▼
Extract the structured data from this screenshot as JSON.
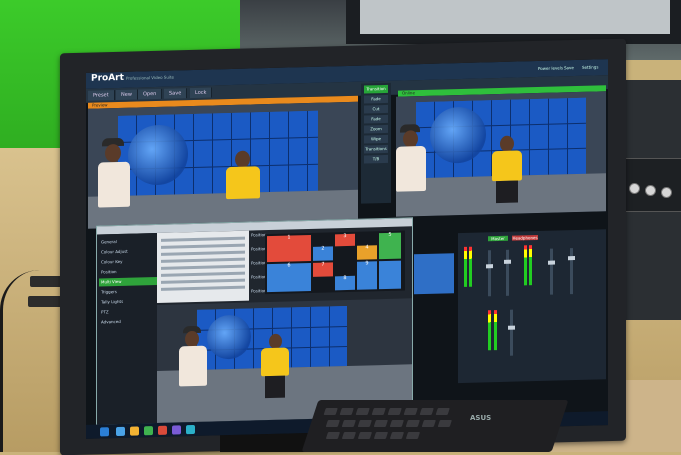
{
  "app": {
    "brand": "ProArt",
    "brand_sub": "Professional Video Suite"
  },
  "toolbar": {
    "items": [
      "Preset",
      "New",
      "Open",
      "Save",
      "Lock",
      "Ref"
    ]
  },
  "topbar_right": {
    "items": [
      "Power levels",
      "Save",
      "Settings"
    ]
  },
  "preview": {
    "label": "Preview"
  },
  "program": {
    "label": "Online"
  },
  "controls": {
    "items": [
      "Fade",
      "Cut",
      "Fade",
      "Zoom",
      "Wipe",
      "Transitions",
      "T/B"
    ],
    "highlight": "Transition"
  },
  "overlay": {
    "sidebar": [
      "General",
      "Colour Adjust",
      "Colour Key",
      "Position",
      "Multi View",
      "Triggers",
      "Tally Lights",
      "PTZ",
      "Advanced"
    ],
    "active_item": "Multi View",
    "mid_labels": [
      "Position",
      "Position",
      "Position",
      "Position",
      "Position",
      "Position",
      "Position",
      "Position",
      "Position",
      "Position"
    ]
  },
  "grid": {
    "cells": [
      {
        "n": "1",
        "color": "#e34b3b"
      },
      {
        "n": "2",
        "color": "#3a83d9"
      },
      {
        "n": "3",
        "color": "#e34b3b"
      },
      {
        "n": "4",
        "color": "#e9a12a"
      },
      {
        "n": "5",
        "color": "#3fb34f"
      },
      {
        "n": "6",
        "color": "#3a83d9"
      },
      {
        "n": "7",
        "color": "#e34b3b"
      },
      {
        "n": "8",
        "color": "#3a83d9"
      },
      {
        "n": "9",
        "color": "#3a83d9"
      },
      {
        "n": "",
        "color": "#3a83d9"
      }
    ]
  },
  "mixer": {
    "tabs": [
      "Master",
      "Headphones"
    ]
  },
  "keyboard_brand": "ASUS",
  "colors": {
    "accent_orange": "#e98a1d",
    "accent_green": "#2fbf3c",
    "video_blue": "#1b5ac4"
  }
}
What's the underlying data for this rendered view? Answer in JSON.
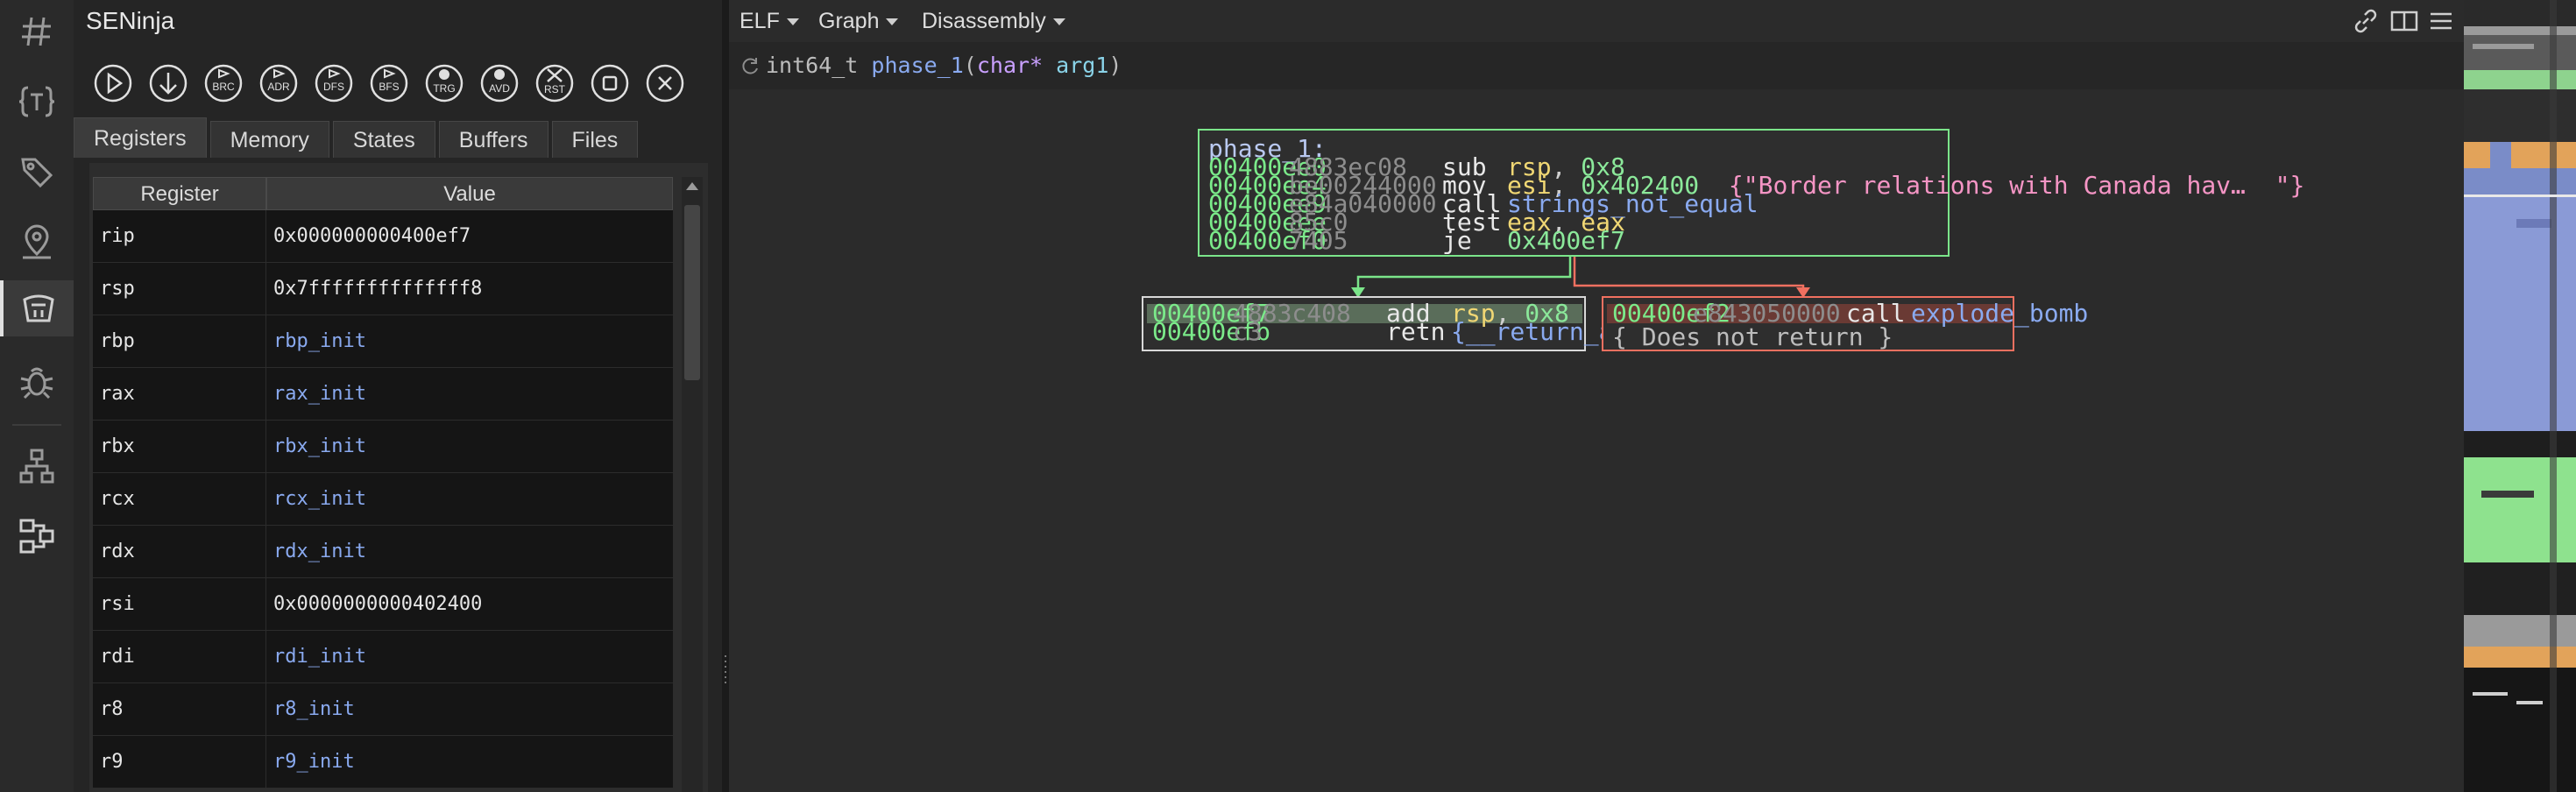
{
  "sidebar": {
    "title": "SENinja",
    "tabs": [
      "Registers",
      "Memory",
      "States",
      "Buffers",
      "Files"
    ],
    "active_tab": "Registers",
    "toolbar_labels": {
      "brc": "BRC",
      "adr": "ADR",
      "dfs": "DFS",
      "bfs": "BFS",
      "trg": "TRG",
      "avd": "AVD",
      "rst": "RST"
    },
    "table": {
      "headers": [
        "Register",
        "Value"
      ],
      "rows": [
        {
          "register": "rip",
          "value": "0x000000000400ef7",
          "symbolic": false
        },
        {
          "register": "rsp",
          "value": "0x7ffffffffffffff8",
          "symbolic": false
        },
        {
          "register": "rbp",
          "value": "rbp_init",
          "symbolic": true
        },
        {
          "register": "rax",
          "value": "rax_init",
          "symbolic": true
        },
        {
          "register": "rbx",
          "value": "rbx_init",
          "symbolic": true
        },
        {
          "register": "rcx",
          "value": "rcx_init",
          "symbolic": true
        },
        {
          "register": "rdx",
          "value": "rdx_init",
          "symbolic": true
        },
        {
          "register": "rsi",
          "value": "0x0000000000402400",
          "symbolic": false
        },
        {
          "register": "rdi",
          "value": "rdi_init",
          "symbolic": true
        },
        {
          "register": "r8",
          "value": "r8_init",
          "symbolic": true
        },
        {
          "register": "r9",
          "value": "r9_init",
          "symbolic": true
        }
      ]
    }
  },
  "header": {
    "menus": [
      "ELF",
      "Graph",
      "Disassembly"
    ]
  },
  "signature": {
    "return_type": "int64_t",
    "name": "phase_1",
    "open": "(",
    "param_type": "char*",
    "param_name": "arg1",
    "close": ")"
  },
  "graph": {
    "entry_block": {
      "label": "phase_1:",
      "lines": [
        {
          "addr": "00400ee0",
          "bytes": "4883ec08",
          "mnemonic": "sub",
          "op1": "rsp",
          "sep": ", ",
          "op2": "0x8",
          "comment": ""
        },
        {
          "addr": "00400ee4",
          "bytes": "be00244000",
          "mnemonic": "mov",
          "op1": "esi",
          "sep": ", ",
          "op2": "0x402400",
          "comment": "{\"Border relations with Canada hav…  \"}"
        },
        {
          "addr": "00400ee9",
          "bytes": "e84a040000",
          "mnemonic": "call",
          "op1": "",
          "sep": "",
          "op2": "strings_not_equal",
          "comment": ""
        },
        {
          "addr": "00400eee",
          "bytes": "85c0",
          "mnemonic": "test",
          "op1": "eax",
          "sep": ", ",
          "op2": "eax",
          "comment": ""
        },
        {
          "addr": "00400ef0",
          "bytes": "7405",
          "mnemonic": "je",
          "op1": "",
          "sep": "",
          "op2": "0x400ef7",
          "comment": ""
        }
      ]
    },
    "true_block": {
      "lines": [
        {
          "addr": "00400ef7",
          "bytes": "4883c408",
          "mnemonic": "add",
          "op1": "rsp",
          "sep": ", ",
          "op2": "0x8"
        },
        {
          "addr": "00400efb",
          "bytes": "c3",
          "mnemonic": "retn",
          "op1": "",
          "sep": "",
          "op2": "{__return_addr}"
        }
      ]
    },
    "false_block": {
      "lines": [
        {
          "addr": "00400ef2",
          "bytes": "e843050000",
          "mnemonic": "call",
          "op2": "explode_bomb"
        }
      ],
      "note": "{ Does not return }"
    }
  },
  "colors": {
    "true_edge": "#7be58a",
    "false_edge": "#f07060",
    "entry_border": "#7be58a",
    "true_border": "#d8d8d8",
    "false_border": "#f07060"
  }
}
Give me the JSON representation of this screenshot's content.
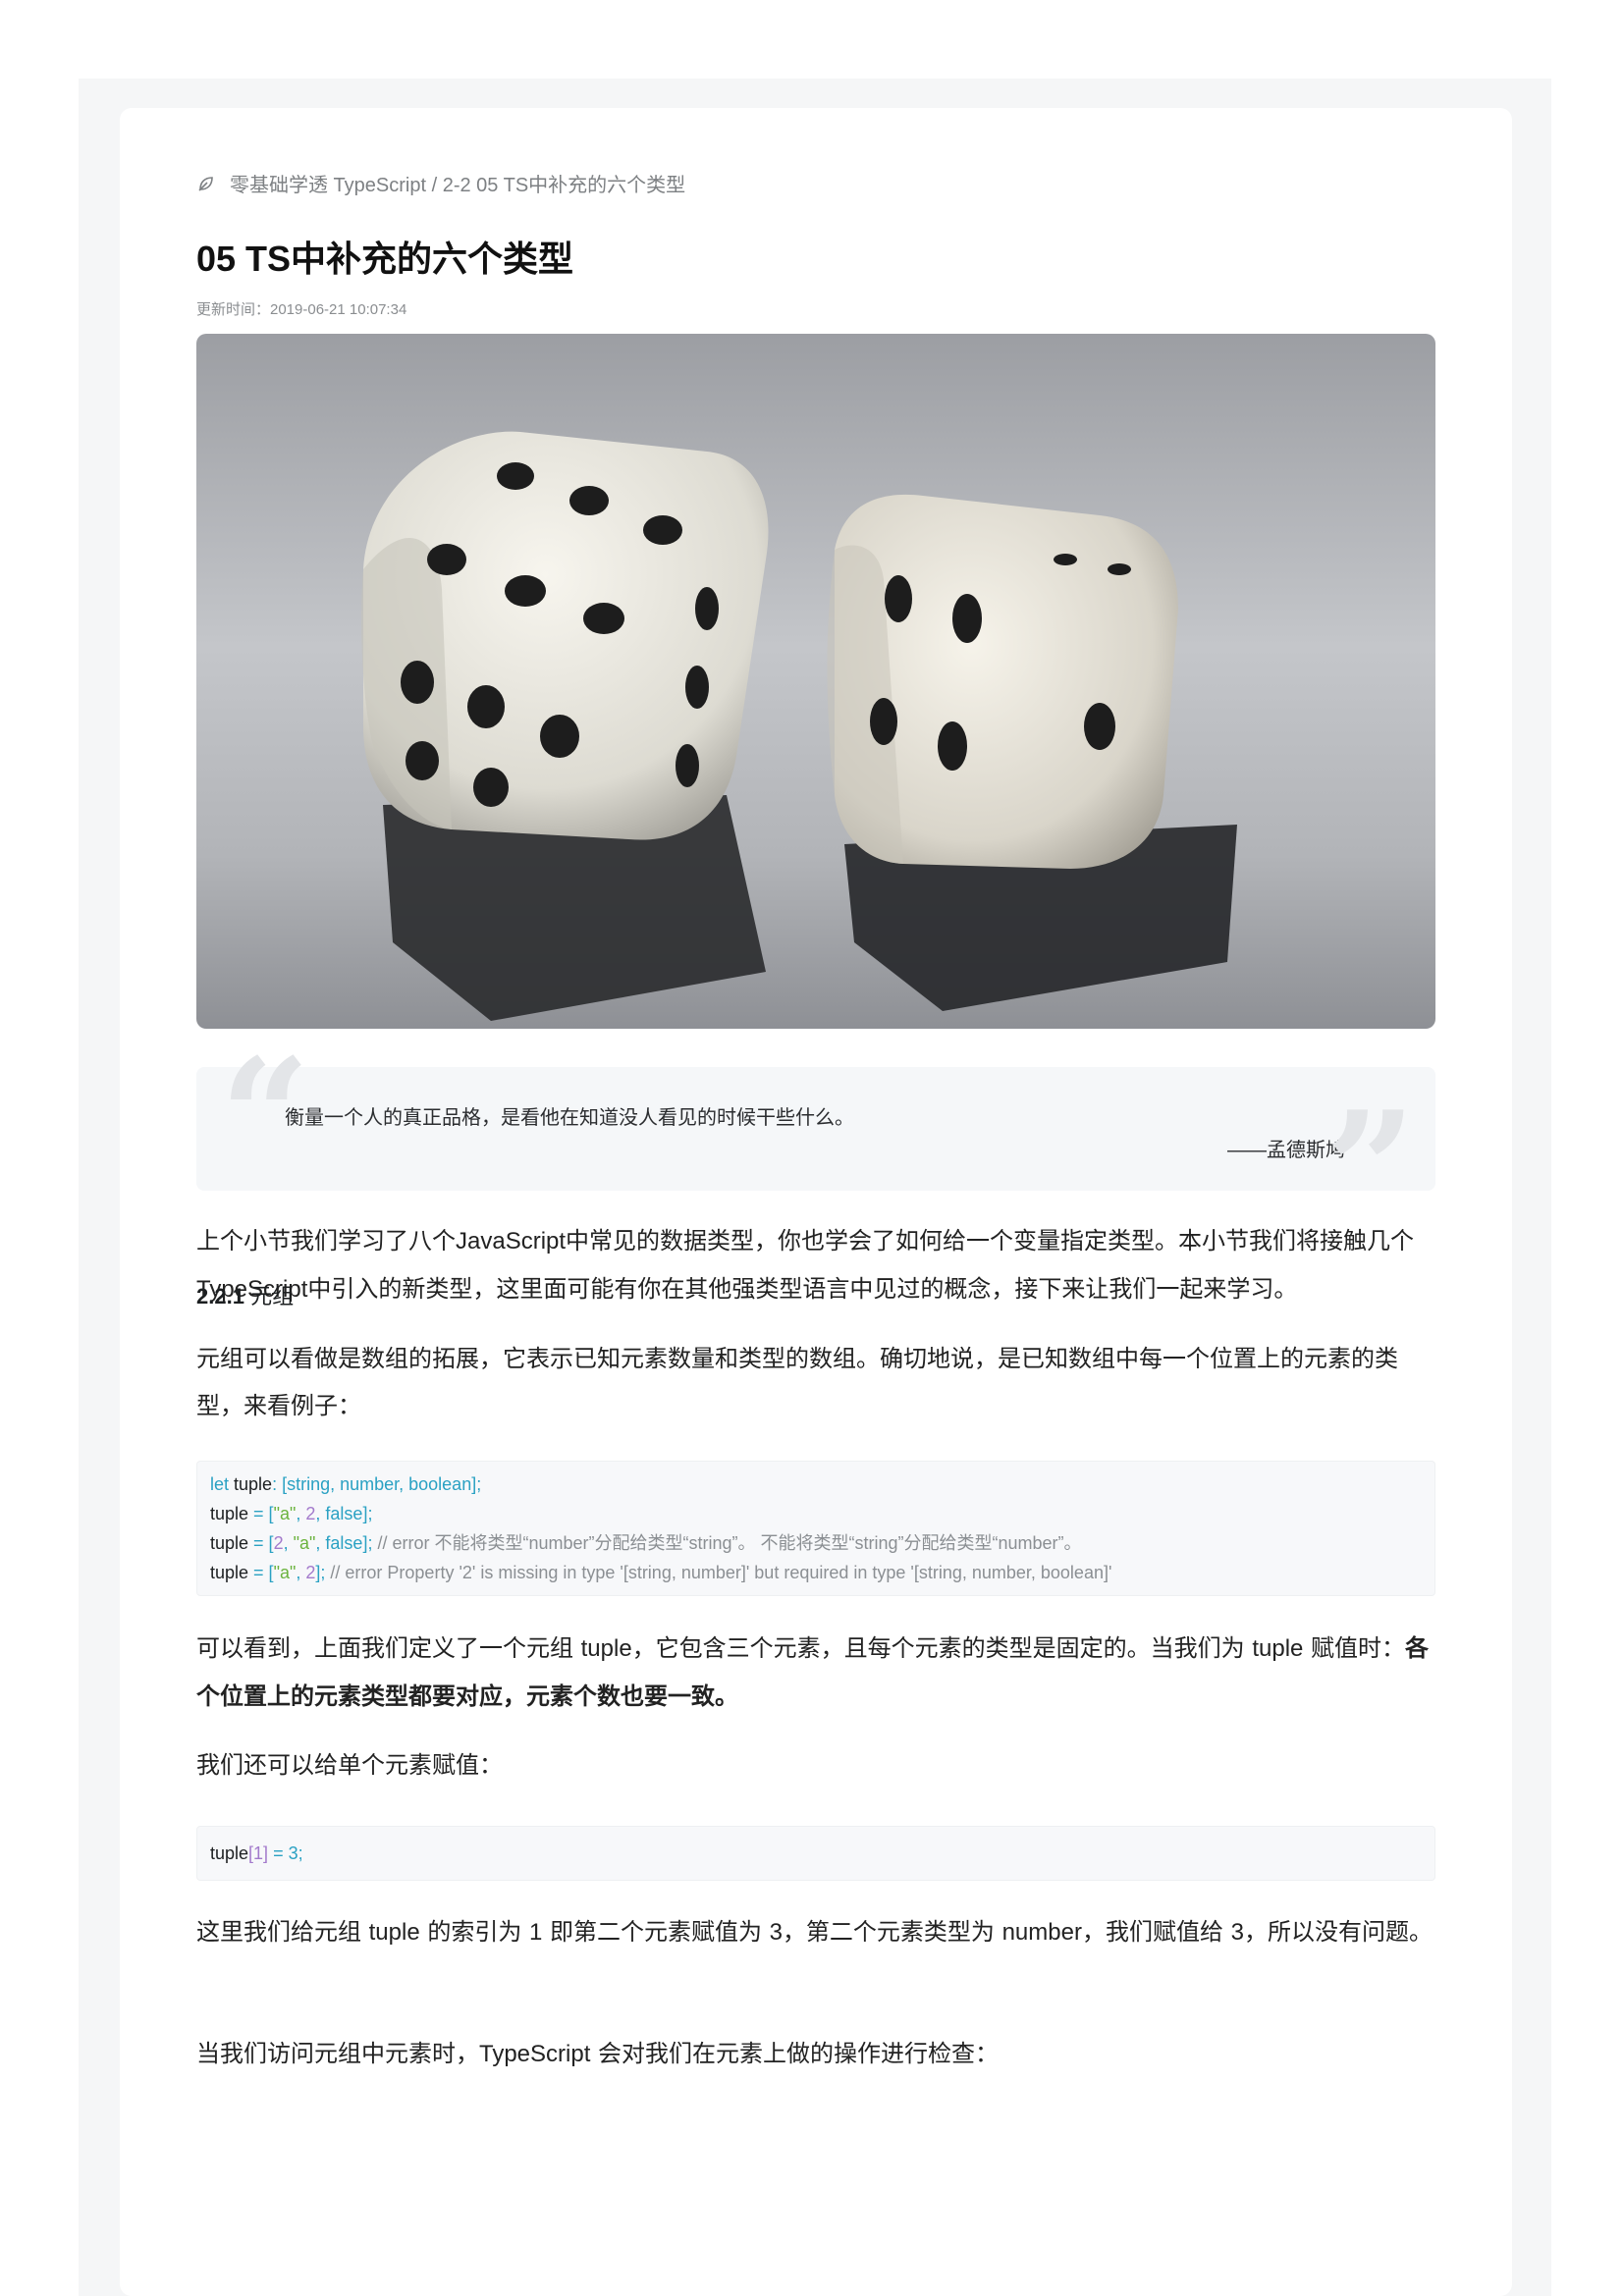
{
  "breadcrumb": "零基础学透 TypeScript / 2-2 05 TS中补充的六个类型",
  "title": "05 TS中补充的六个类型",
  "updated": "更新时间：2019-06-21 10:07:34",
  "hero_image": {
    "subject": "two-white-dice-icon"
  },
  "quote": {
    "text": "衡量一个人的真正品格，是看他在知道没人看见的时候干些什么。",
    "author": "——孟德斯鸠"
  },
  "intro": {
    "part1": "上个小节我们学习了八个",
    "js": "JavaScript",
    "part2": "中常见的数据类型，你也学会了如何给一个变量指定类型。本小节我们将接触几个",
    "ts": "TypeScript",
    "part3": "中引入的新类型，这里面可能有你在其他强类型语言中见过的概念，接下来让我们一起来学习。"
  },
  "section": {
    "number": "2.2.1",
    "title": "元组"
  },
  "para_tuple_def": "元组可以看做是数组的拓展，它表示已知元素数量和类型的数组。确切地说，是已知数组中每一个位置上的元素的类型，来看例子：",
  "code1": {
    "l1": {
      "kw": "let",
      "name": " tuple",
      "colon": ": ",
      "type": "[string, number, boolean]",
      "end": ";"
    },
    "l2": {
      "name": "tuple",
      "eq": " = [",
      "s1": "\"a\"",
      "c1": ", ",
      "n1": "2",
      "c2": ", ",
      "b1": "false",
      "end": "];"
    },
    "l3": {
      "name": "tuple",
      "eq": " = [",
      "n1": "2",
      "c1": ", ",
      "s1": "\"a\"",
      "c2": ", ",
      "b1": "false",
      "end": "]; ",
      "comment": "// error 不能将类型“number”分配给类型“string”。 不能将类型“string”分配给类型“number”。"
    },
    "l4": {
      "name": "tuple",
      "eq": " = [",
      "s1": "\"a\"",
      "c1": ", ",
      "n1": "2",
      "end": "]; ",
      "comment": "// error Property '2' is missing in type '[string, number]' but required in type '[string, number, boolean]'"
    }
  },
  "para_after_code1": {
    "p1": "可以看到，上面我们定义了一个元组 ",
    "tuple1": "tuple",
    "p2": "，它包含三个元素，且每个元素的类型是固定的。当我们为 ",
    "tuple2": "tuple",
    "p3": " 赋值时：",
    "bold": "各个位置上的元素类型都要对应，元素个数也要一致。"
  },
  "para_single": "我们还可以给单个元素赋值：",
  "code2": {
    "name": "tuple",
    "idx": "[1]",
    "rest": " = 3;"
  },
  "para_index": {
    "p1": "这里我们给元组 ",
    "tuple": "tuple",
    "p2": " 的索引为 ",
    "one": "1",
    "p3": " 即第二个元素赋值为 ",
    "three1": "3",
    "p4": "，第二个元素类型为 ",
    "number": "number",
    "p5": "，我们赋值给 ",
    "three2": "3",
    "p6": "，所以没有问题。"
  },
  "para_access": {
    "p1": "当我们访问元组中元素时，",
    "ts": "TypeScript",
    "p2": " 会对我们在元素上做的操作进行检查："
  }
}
▲
Short exercise: In the records above, locate the lines holding the word "screenshot". Copy each of them.

Correct output:
Extract the structured data from this screenshot as JSON.
Give me the JSON representation of this screenshot's content.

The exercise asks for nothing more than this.